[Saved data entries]
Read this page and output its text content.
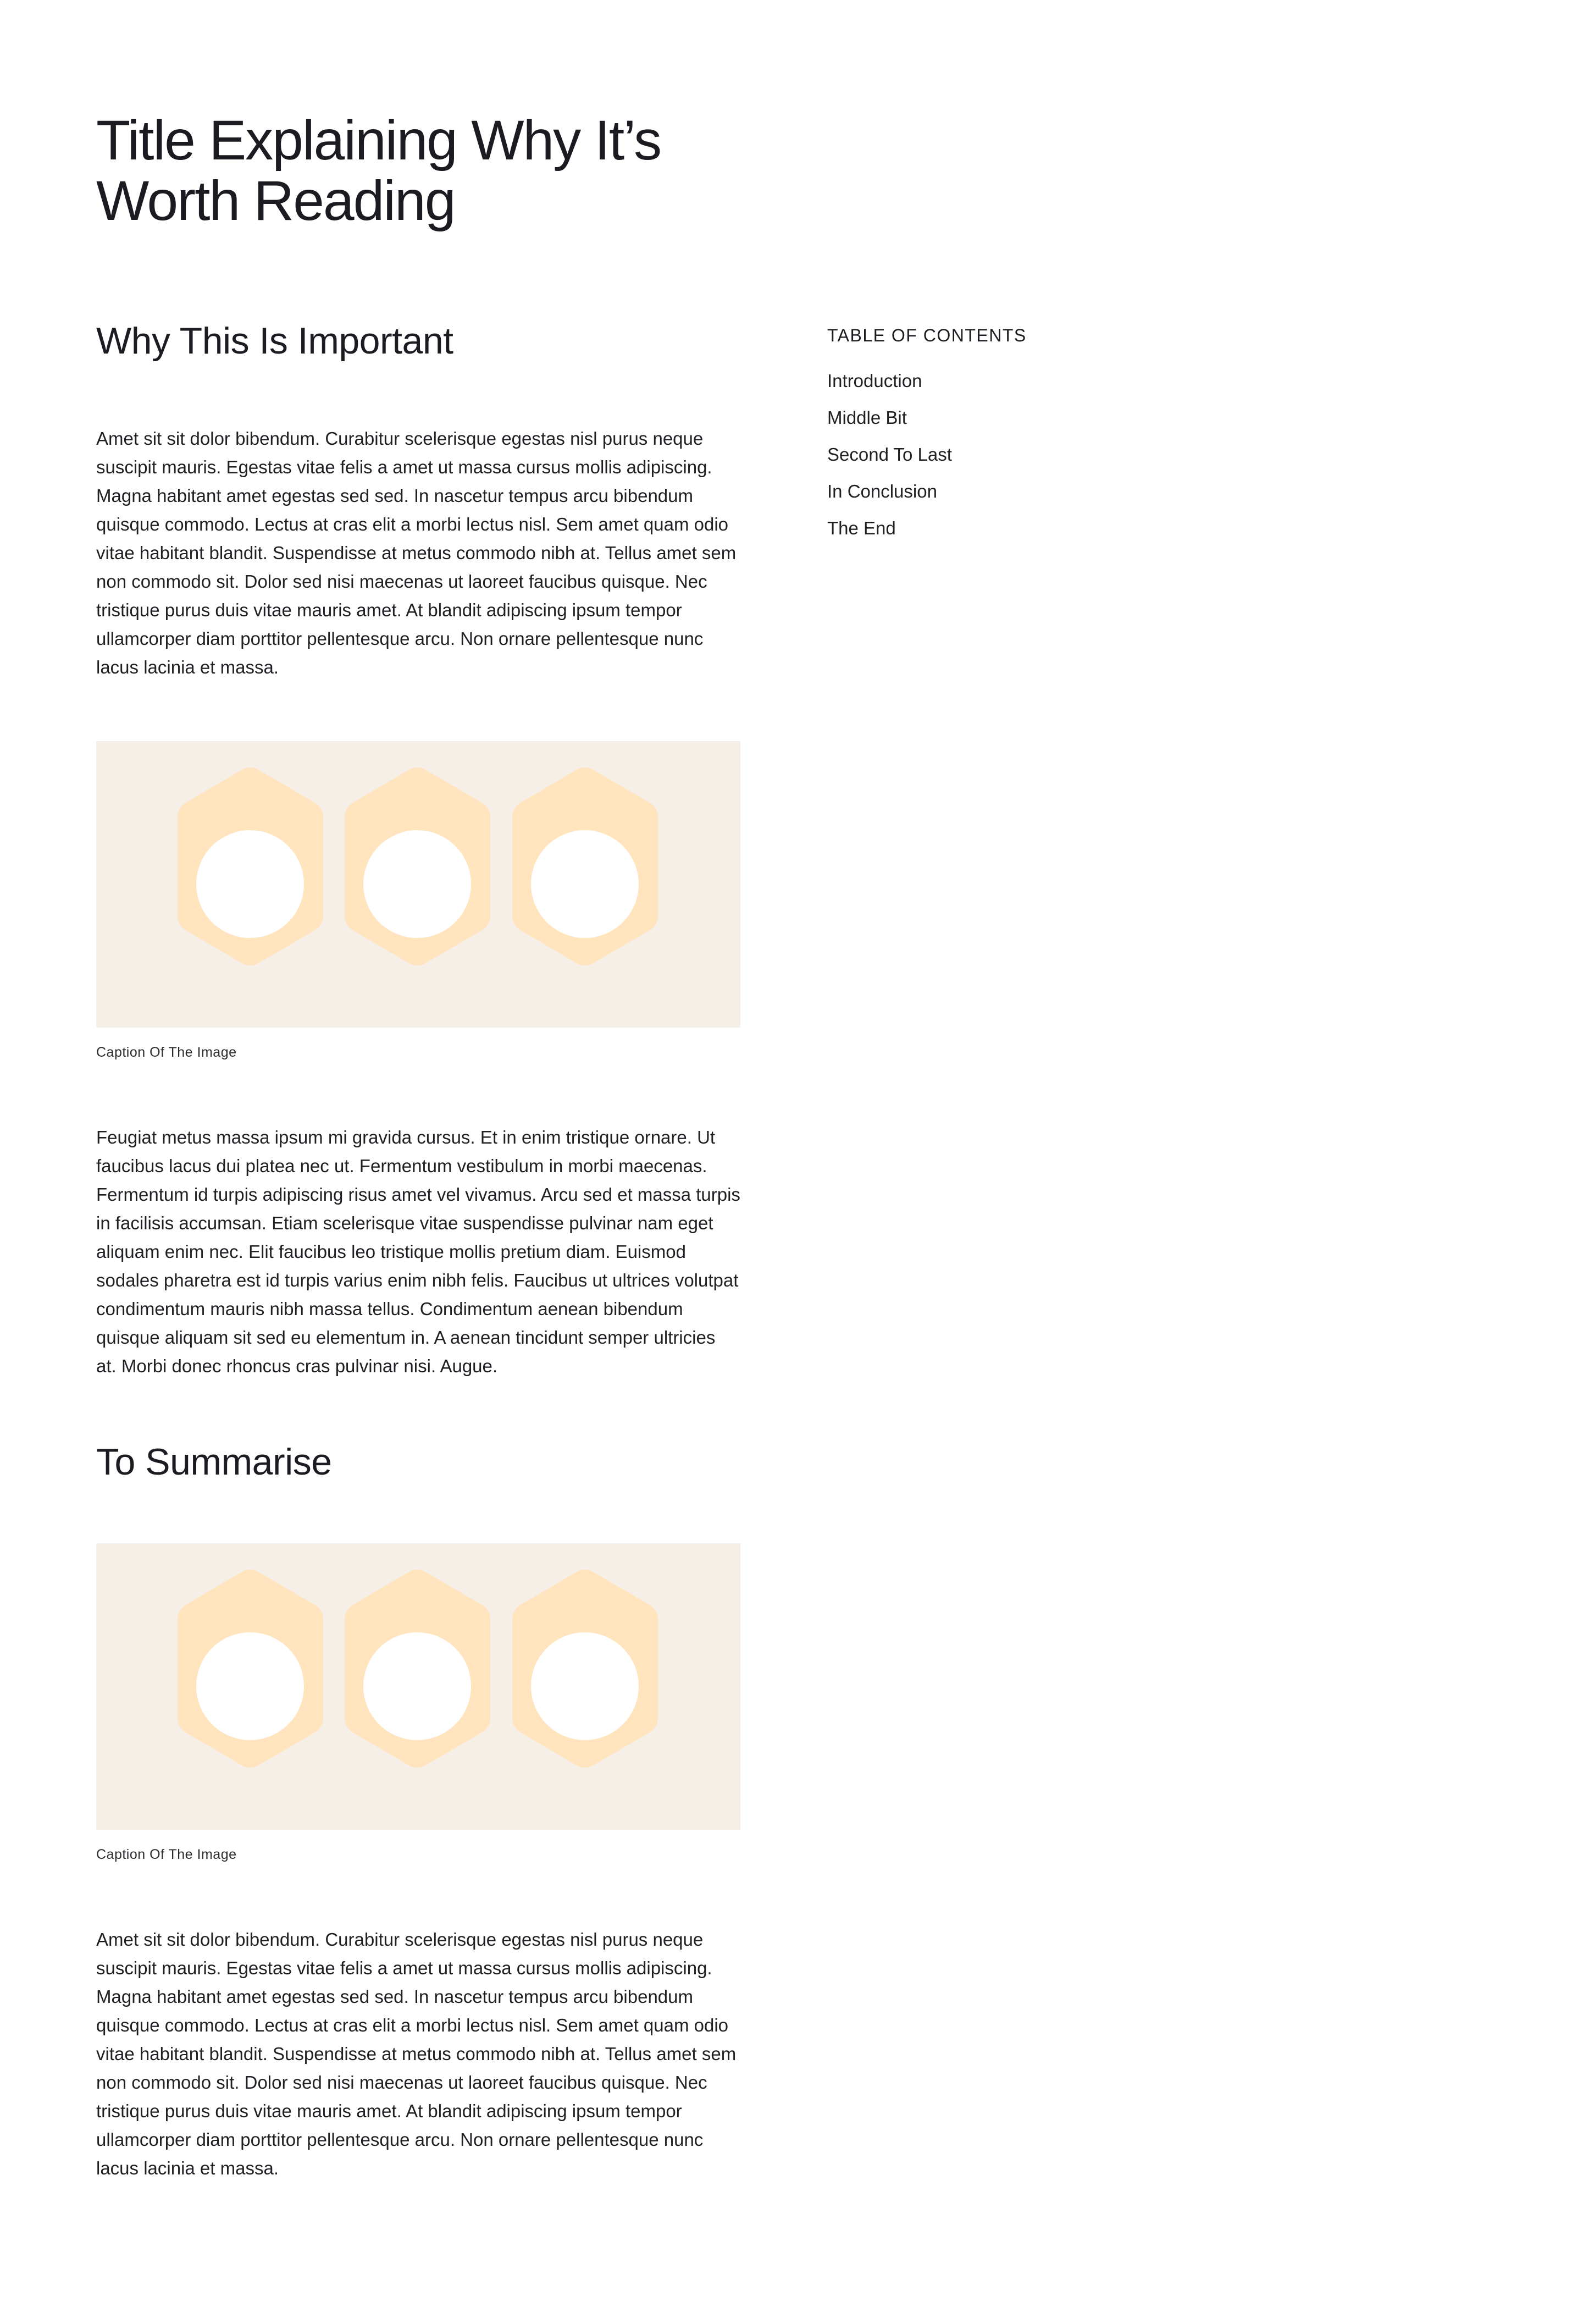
Title Explaining Why It’s Worth Reading
Why This Is Important

Amet sit sit dolor bibendum. Curabitur scelerisque egestas nisl purus neque suscipit mauris. Egestas vitae felis a amet ut massa cursus mollis adipiscing. Magna habitant amet egestas sed sed. In nascetur tempus arcu bibendum quisque commodo. Lectus at cras elit a morbi lectus nisl. Sem amet quam odio vitae habitant blandit. Suspendisse at metus commodo nibh at. Tellus amet sem non commodo sit. Dolor sed nisi maecenas ut laoreet faucibus quisque. Nec tristique purus duis vitae mauris amet. At blandit adipiscing ipsum tempor ullamcorper diam porttitor pellentesque arcu. Non ornare pellentesque nunc lacus lacinia et massa.

Caption Of The Image

Feugiat metus massa ipsum mi gravida cursus. Et in enim tristique ornare. Ut faucibus lacus dui platea nec ut. Fermentum vestibulum in morbi maecenas. Fermentum id turpis adipiscing risus amet vel vivamus. Arcu sed et massa turpis in facilisis accumsan. Etiam scelerisque vitae suspendisse pulvinar nam eget aliquam enim nec. Elit faucibus leo tristique mollis pretium diam. Euismod sodales pharetra est id turpis varius enim nibh felis. Faucibus ut ultrices volutpat condimentum mauris nibh massa tellus. Condimentum aenean bibendum quisque aliquam sit sed eu elementum in. A aenean tincidunt semper ultricies at. Morbi donec rhoncus cras pulvinar nisi. Augue.

To Summarise
Caption Of The Image

Amet sit sit dolor bibendum. Curabitur scelerisque egestas nisl purus neque suscipit mauris. Egestas vitae felis a amet ut massa cursus mollis adipiscing. Magna habitant amet egestas sed sed. In nascetur tempus arcu bibendum quisque commodo. Lectus at cras elit a morbi lectus nisl. Sem amet quam odio vitae habitant blandit. Suspendisse at metus commodo nibh at. Tellus amet sem non commodo sit. Dolor sed nisi maecenas ut laoreet faucibus quisque. Nec tristique purus duis vitae mauris amet. At blandit adipiscing ipsum tempor ullamcorper diam porttitor pellentesque arcu. Non ornare pellentesque nunc lacus lacinia et massa.

TABLE OF CONTENTS
Introduction
Middle Bit
Second To Last
In Conclusion
The End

- _THE REQUEST_:
Images do not belong in the copy; reproduce all other parts of the records above verbatim.

- _SOLUTION BELOW_:
Read this page and output its text content.
Title Explaining Why It’s Worth Reading
Why This Is Important

Amet sit sit dolor bibendum. Curabitur scelerisque egestas nisl purus neque suscipit mauris. Egestas vitae felis a amet ut massa cursus mollis adipiscing. Magna habitant amet egestas sed sed. In nascetur tempus arcu bibendum quisque commodo. Lectus at cras elit a morbi lectus nisl. Sem amet quam odio vitae habitant blandit. Suspendisse at metus commodo nibh at. Tellus amet sem non commodo sit. Dolor sed nisi maecenas ut laoreet faucibus quisque. Nec tristique purus duis vitae mauris amet. At blandit adipiscing ipsum tempor ullamcorper diam porttitor pellentesque arcu. Non ornare pellentesque nunc lacus lacinia et massa.

Caption Of The Image

Feugiat metus massa ipsum mi gravida cursus. Et in enim tristique ornare. Ut faucibus lacus dui platea nec ut. Fermentum vestibulum in morbi maecenas. Fermentum id turpis adipiscing risus amet vel vivamus. Arcu sed et massa turpis in facilisis accumsan. Etiam scelerisque vitae suspendisse pulvinar nam eget aliquam enim nec. Elit faucibus leo tristique mollis pretium diam. Euismod sodales pharetra est id turpis varius enim nibh felis. Faucibus ut ultrices volutpat condimentum mauris nibh massa tellus. Condimentum aenean bibendum quisque aliquam sit sed eu elementum in. A aenean tincidunt semper ultricies at. Morbi donec rhoncus cras pulvinar nisi. Augue.

To Summarise
Caption Of The Image

Amet sit sit dolor bibendum. Curabitur scelerisque egestas nisl purus neque suscipit mauris. Egestas vitae felis a amet ut massa cursus mollis adipiscing. Magna habitant amet egestas sed sed. In nascetur tempus arcu bibendum quisque commodo. Lectus at cras elit a morbi lectus nisl. Sem amet quam odio vitae habitant blandit. Suspendisse at metus commodo nibh at. Tellus amet sem non commodo sit. Dolor sed nisi maecenas ut laoreet faucibus quisque. Nec tristique purus duis vitae mauris amet. At blandit adipiscing ipsum tempor ullamcorper diam porttitor pellentesque arcu. Non ornare pellentesque nunc lacus lacinia et massa.

TABLE OF CONTENTS
Introduction
Middle Bit
Second To Last
In Conclusion
The End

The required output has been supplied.